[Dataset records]
⟨
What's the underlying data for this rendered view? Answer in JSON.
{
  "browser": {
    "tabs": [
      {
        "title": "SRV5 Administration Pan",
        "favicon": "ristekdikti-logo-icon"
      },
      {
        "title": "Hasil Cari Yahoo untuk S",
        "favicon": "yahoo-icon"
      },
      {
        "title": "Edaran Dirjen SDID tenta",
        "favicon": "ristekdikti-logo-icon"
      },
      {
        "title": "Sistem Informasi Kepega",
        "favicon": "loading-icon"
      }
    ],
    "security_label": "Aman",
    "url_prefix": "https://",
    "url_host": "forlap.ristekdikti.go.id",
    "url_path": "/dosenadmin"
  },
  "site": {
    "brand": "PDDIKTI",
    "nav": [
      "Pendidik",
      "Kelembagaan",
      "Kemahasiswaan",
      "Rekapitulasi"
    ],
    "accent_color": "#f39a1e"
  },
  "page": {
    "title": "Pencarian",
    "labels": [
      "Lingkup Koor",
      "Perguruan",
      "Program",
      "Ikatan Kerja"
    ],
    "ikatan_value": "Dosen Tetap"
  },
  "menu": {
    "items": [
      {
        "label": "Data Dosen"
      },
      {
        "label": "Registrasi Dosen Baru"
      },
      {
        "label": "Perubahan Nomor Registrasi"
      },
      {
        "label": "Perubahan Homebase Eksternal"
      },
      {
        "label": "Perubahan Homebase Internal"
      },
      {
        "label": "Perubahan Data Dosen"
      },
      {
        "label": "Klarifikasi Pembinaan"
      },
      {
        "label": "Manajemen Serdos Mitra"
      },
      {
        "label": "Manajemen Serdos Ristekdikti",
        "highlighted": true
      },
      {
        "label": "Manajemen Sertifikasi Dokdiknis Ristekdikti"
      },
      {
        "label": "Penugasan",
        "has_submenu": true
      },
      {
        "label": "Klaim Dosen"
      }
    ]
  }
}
⟩
Each record should come back exactly as written.

What's the underlying data for this rendered view? Answer in JSON.
{
  "browser": {
    "tabs": [
      {
        "title": "SRV5 Administration Pan",
        "favicon": "ristekdikti-logo-icon"
      },
      {
        "title": "Hasil Cari Yahoo untuk S",
        "favicon": "yahoo-icon"
      },
      {
        "title": "Edaran Dirjen SDID tenta",
        "favicon": "ristekdikti-logo-icon"
      },
      {
        "title": "Sistem Informasi Kepega",
        "favicon": "loading-icon"
      }
    ],
    "security_label": "Aman",
    "url_prefix": "https://",
    "url_host": "forlap.ristekdikti.go.id",
    "url_path": "/dosenadmin"
  },
  "site": {
    "brand": "PDDIKTI",
    "nav": [
      "Pendidik",
      "Kelembagaan",
      "Kemahasiswaan",
      "Rekapitulasi"
    ],
    "accent_color": "#f39a1e"
  },
  "page": {
    "title": "Pencarian",
    "labels": [
      "Lingkup Koor",
      "Perguruan",
      "Program",
      "Ikatan Kerja"
    ],
    "ikatan_value": "Dosen Tetap"
  },
  "menu": {
    "items": [
      {
        "label": "Data Dosen"
      },
      {
        "label": "Registrasi Dosen Baru"
      },
      {
        "label": "Perubahan Nomor Registrasi"
      },
      {
        "label": "Perubahan Homebase Eksternal"
      },
      {
        "label": "Perubahan Homebase Internal"
      },
      {
        "label": "Perubahan Data Dosen"
      },
      {
        "label": "Klarifikasi Pembinaan"
      },
      {
        "label": "Manajemen Serdos Mitra"
      },
      {
        "label": "Manajemen Serdos Ristekdikti",
        "highlighted": true
      },
      {
        "label": "Manajemen Sertifikasi Dokdiknis Ristekdikti"
      },
      {
        "label": "Penugasan",
        "has_submenu": true
      },
      {
        "label": "Klaim Dosen"
      }
    ]
  }
}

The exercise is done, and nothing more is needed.